Collected data

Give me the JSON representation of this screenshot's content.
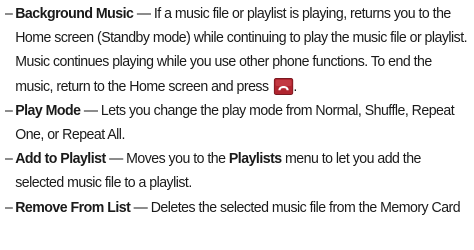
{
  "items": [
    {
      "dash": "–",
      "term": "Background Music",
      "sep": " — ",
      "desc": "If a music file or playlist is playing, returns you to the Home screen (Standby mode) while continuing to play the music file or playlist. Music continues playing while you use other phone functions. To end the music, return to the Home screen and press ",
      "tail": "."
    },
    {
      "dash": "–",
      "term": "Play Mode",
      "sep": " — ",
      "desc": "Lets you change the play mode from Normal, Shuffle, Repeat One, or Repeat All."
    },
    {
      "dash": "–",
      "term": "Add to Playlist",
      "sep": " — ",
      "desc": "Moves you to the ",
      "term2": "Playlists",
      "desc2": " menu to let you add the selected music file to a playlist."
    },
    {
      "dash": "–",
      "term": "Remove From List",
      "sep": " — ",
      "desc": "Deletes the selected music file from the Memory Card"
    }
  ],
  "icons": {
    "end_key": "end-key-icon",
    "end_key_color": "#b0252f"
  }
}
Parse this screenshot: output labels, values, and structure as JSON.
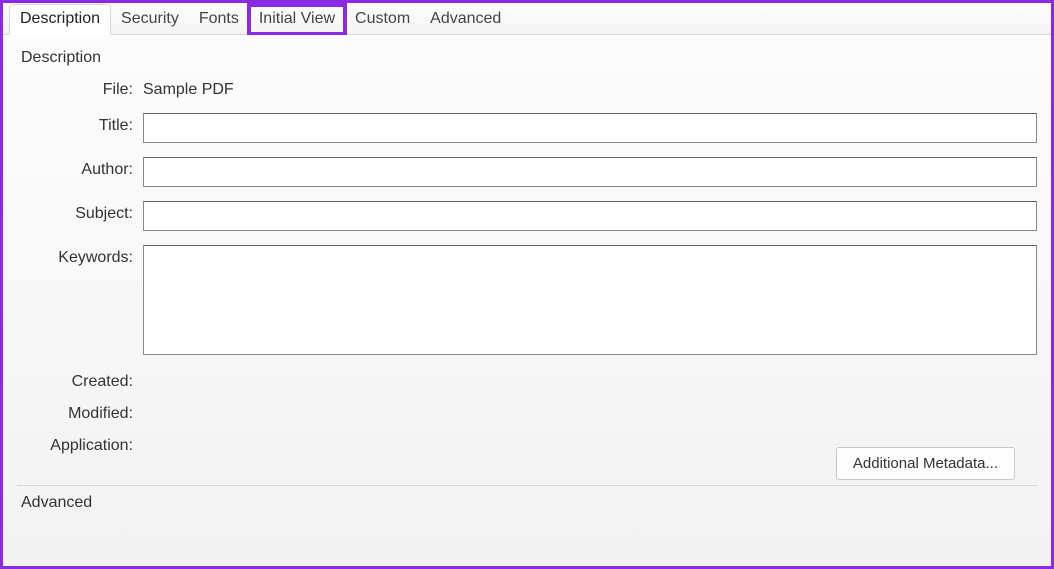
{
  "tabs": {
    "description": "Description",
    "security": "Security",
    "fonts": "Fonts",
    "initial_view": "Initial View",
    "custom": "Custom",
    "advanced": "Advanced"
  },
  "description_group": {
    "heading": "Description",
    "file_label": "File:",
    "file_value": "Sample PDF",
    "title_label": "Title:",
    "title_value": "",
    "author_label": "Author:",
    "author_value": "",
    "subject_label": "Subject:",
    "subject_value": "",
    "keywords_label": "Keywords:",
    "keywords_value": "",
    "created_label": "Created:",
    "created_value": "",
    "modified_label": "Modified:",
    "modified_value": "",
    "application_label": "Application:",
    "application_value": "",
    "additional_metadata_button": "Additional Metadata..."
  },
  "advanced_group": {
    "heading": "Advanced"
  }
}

==

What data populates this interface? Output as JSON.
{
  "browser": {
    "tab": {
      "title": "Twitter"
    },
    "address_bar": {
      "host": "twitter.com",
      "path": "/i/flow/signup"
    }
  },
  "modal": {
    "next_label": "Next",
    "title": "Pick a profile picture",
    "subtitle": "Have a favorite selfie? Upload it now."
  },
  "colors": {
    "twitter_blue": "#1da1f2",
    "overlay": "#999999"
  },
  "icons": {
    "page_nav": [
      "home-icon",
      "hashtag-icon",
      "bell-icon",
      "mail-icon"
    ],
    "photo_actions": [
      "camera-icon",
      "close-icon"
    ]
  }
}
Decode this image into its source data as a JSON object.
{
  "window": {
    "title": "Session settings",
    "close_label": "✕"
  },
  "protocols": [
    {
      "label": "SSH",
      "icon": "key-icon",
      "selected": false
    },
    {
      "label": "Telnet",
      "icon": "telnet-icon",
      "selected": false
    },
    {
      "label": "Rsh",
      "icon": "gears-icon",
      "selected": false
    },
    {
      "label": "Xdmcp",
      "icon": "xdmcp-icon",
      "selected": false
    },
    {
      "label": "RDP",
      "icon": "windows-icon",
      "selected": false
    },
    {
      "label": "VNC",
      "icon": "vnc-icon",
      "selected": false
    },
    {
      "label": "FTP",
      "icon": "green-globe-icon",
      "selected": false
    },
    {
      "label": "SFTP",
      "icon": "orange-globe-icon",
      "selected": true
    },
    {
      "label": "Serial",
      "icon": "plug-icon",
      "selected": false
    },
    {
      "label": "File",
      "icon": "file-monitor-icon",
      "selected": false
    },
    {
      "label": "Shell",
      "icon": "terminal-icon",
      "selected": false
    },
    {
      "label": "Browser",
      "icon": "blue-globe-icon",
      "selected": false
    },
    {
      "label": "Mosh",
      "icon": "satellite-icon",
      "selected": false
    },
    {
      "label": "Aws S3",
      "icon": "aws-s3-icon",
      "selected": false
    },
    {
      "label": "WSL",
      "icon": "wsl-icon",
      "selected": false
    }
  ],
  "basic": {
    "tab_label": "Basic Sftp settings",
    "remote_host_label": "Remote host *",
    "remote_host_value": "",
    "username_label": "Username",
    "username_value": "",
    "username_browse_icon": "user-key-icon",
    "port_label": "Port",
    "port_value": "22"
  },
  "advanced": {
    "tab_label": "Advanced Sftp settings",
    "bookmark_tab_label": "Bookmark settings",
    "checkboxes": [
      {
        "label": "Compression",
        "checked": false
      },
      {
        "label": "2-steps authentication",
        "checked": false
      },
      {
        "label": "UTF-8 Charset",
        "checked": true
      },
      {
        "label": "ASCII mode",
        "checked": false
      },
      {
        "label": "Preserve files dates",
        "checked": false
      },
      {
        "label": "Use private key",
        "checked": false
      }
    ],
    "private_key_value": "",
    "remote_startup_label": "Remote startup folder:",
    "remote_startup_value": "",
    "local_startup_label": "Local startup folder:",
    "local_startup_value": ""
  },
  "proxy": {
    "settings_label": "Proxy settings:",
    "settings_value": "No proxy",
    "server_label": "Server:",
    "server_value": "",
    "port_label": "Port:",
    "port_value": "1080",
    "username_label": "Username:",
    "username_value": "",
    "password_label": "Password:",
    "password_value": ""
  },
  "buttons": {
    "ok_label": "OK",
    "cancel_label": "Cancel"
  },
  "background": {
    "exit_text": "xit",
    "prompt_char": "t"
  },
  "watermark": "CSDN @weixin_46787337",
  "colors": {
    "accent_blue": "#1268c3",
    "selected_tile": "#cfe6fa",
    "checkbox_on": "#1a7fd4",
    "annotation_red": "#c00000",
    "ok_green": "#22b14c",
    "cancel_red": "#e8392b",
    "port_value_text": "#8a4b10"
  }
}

> _Stated exercise_
Pick out lines containing the word "heading", each one as written.

> _The result_
    "heading": "Description",
    "heading": "Advanced"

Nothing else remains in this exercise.